## DIRECTIONS
Return every line of the listing below verbatim, with nothing added, dropped, or altered.
== SUPPLIED RECORDS
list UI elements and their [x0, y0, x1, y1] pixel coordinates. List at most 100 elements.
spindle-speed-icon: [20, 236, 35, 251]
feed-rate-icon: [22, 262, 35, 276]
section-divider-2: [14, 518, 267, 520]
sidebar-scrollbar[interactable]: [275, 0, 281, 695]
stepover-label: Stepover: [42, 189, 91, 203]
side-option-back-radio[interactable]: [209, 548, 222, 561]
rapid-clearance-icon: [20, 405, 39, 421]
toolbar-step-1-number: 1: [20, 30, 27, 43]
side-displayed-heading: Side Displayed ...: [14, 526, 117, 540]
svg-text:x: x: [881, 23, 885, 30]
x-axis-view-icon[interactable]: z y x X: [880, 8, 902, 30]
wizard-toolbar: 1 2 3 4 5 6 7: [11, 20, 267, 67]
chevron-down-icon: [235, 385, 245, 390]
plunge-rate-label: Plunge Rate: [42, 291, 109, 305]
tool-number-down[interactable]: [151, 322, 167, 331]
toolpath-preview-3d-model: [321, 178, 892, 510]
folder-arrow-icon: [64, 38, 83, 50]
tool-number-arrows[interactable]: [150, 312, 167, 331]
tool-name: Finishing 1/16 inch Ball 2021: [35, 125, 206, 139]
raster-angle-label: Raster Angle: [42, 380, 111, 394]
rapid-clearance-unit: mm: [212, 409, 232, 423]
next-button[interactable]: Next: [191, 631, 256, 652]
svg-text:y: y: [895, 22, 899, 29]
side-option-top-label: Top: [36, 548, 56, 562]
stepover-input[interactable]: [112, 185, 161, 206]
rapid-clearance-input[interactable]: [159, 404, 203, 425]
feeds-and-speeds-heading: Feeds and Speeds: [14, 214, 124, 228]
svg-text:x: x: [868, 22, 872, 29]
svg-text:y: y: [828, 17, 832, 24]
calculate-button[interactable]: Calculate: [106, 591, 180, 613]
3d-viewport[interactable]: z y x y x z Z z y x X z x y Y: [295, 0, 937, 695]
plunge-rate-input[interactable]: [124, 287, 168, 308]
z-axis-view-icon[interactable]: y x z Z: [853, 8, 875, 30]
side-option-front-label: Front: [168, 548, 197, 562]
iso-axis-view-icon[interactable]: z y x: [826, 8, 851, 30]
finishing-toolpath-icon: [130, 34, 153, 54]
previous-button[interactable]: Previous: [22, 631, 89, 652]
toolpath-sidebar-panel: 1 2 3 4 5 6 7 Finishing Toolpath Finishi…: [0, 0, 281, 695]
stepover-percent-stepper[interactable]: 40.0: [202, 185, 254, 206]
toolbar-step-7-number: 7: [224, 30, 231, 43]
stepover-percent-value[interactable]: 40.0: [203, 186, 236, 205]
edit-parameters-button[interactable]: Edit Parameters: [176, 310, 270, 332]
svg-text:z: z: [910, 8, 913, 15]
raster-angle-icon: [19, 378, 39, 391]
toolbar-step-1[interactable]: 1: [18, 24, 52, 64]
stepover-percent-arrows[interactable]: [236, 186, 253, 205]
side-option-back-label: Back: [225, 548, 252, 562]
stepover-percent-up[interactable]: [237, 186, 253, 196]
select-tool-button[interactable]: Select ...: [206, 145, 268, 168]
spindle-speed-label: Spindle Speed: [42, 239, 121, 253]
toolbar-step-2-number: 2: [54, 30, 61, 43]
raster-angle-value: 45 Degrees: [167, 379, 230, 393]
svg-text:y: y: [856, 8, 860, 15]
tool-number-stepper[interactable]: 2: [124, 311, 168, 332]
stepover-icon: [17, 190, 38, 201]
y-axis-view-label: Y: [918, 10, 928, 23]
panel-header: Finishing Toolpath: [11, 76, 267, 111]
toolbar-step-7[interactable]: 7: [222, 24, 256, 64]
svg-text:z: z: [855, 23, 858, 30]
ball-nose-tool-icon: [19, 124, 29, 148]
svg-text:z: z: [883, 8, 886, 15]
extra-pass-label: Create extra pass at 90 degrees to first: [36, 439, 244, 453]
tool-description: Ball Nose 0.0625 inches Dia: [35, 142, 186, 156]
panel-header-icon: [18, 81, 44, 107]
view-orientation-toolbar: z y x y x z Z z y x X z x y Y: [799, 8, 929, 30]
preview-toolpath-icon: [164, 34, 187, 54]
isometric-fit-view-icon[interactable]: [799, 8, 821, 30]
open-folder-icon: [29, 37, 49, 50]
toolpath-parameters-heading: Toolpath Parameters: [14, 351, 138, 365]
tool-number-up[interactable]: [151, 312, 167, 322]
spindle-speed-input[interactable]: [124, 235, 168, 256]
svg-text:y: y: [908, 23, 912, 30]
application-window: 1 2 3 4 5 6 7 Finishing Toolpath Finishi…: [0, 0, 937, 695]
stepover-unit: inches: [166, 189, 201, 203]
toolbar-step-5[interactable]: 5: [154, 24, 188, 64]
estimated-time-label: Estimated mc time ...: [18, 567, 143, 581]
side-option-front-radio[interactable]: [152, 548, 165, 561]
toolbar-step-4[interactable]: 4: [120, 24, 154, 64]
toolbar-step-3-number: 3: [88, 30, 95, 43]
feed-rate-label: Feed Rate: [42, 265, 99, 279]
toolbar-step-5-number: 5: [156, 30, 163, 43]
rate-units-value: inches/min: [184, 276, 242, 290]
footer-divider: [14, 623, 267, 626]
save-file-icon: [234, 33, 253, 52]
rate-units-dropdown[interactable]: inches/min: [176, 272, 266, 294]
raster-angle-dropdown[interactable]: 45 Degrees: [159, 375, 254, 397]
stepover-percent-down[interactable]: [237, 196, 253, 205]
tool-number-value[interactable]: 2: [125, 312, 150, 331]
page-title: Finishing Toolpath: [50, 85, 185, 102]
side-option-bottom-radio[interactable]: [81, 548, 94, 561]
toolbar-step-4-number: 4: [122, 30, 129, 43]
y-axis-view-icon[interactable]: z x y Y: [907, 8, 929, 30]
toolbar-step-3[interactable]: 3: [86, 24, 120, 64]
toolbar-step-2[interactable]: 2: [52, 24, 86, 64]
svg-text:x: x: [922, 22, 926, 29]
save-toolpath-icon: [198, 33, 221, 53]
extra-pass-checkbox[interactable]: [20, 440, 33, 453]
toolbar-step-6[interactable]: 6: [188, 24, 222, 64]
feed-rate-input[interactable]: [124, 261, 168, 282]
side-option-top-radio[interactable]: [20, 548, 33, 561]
====
## SOLUTION TO THIS EXERCISE
list UI elements and their [x0, y0, x1, y1] pixel coordinates. List at most 100 elements.
spindle-speed-icon: [20, 236, 35, 251]
feed-rate-icon: [22, 262, 35, 276]
section-divider-2: [14, 518, 267, 520]
sidebar-scrollbar[interactable]: [275, 0, 281, 695]
stepover-label: Stepover: [42, 189, 91, 203]
side-option-back-radio[interactable]: [209, 548, 222, 561]
rapid-clearance-icon: [20, 405, 39, 421]
toolbar-step-1-number: 1: [20, 30, 27, 43]
side-displayed-heading: Side Displayed ...: [14, 526, 117, 540]
svg-text:x: x: [881, 23, 885, 30]
x-axis-view-icon[interactable]: z y x X: [880, 8, 902, 30]
wizard-toolbar: 1 2 3 4 5 6 7: [11, 20, 267, 67]
chevron-down-icon: [235, 385, 245, 390]
plunge-rate-label: Plunge Rate: [42, 291, 109, 305]
tool-number-down[interactable]: [151, 322, 167, 331]
toolpath-preview-3d-model: [321, 178, 892, 510]
folder-arrow-icon: [64, 38, 83, 50]
tool-number-arrows[interactable]: [150, 312, 167, 331]
tool-name: Finishing 1/16 inch Ball 2021: [35, 125, 206, 139]
raster-angle-label: Raster Angle: [42, 380, 111, 394]
rapid-clearance-unit: mm: [212, 409, 232, 423]
next-button[interactable]: Next: [191, 631, 256, 652]
svg-text:y: y: [895, 22, 899, 29]
side-option-top-label: Top: [36, 548, 56, 562]
stepover-input[interactable]: [112, 185, 161, 206]
rapid-clearance-input[interactable]: [159, 404, 203, 425]
feeds-and-speeds-heading: Feeds and Speeds: [14, 214, 124, 228]
svg-text:x: x: [868, 22, 872, 29]
svg-text:y: y: [828, 17, 832, 24]
calculate-button[interactable]: Calculate: [106, 591, 180, 613]
3d-viewport[interactable]: z y x y x z Z z y x X z x y Y: [295, 0, 937, 695]
plunge-rate-input[interactable]: [124, 287, 168, 308]
z-axis-view-icon[interactable]: y x z Z: [853, 8, 875, 30]
side-option-front-label: Front: [168, 548, 197, 562]
iso-axis-view-icon[interactable]: z y x: [826, 8, 851, 30]
finishing-toolpath-icon: [130, 34, 153, 54]
previous-button[interactable]: Previous: [22, 631, 89, 652]
toolpath-sidebar-panel: 1 2 3 4 5 6 7 Finishing Toolpath Finishi…: [0, 0, 281, 695]
stepover-percent-stepper[interactable]: 40.0: [202, 185, 254, 206]
toolbar-step-7-number: 7: [224, 30, 231, 43]
stepover-percent-value[interactable]: 40.0: [203, 186, 236, 205]
edit-parameters-button[interactable]: Edit Parameters: [176, 310, 270, 332]
svg-text:z: z: [910, 8, 913, 15]
raster-angle-icon: [19, 378, 39, 391]
toolbar-step-1[interactable]: 1: [18, 24, 52, 64]
stepover-percent-arrows[interactable]: [236, 186, 253, 205]
side-option-back-label: Back: [225, 548, 252, 562]
stepover-percent-up[interactable]: [237, 186, 253, 196]
select-tool-button[interactable]: Select ...: [206, 145, 268, 168]
spindle-speed-label: Spindle Speed: [42, 239, 121, 253]
toolbar-step-2-number: 2: [54, 30, 61, 43]
raster-angle-value: 45 Degrees: [167, 379, 230, 393]
svg-text:y: y: [856, 8, 860, 15]
tool-number-stepper[interactable]: 2: [124, 311, 168, 332]
stepover-icon: [17, 190, 38, 201]
y-axis-view-label: Y: [918, 10, 928, 23]
panel-header: Finishing Toolpath: [11, 76, 267, 111]
toolbar-step-7[interactable]: 7: [222, 24, 256, 64]
svg-text:z: z: [855, 23, 858, 30]
ball-nose-tool-icon: [19, 124, 29, 148]
svg-text:z: z: [883, 8, 886, 15]
extra-pass-label: Create extra pass at 90 degrees to first: [36, 439, 244, 453]
tool-description: Ball Nose 0.0625 inches Dia: [35, 142, 186, 156]
panel-header-icon: [18, 81, 44, 107]
view-orientation-toolbar: z y x y x z Z z y x X z x y Y: [799, 8, 929, 30]
preview-toolpath-icon: [164, 34, 187, 54]
isometric-fit-view-icon[interactable]: [799, 8, 821, 30]
open-folder-icon: [29, 37, 49, 50]
toolpath-parameters-heading: Toolpath Parameters: [14, 351, 138, 365]
tool-number-up[interactable]: [151, 312, 167, 322]
spindle-speed-input[interactable]: [124, 235, 168, 256]
svg-text:y: y: [908, 23, 912, 30]
application-window: 1 2 3 4 5 6 7 Finishing Toolpath Finishi…: [0, 0, 937, 695]
stepover-unit: inches: [166, 189, 201, 203]
toolbar-step-5[interactable]: 5: [154, 24, 188, 64]
estimated-time-label: Estimated mc time ...: [18, 567, 143, 581]
side-option-front-radio[interactable]: [152, 548, 165, 561]
toolbar-step-4[interactable]: 4: [120, 24, 154, 64]
toolbar-step-3-number: 3: [88, 30, 95, 43]
feed-rate-label: Feed Rate: [42, 265, 99, 279]
toolbar-step-5-number: 5: [156, 30, 163, 43]
rate-units-value: inches/min: [184, 276, 242, 290]
footer-divider: [14, 623, 267, 626]
save-file-icon: [234, 33, 253, 52]
rate-units-dropdown[interactable]: inches/min: [176, 272, 266, 294]
raster-angle-dropdown[interactable]: 45 Degrees: [159, 375, 254, 397]
stepover-percent-down[interactable]: [237, 196, 253, 205]
tool-number-value[interactable]: 2: [125, 312, 150, 331]
page-title: Finishing Toolpath: [50, 85, 185, 102]
side-option-bottom-radio[interactable]: [81, 548, 94, 561]
toolbar-step-4-number: 4: [122, 30, 129, 43]
y-axis-view-icon[interactable]: z x y Y: [907, 8, 929, 30]
toolbar-step-3[interactable]: 3: [86, 24, 120, 64]
toolbar-step-2[interactable]: 2: [52, 24, 86, 64]
svg-text:x: x: [922, 22, 926, 29]
save-toolpath-icon: [198, 33, 221, 53]
extra-pass-checkbox[interactable]: [20, 440, 33, 453]
toolbar-step-6[interactable]: 6: [188, 24, 222, 64]
feed-rate-input[interactable]: [124, 261, 168, 282]
side-option-top-radio[interactable]: [20, 548, 33, 561]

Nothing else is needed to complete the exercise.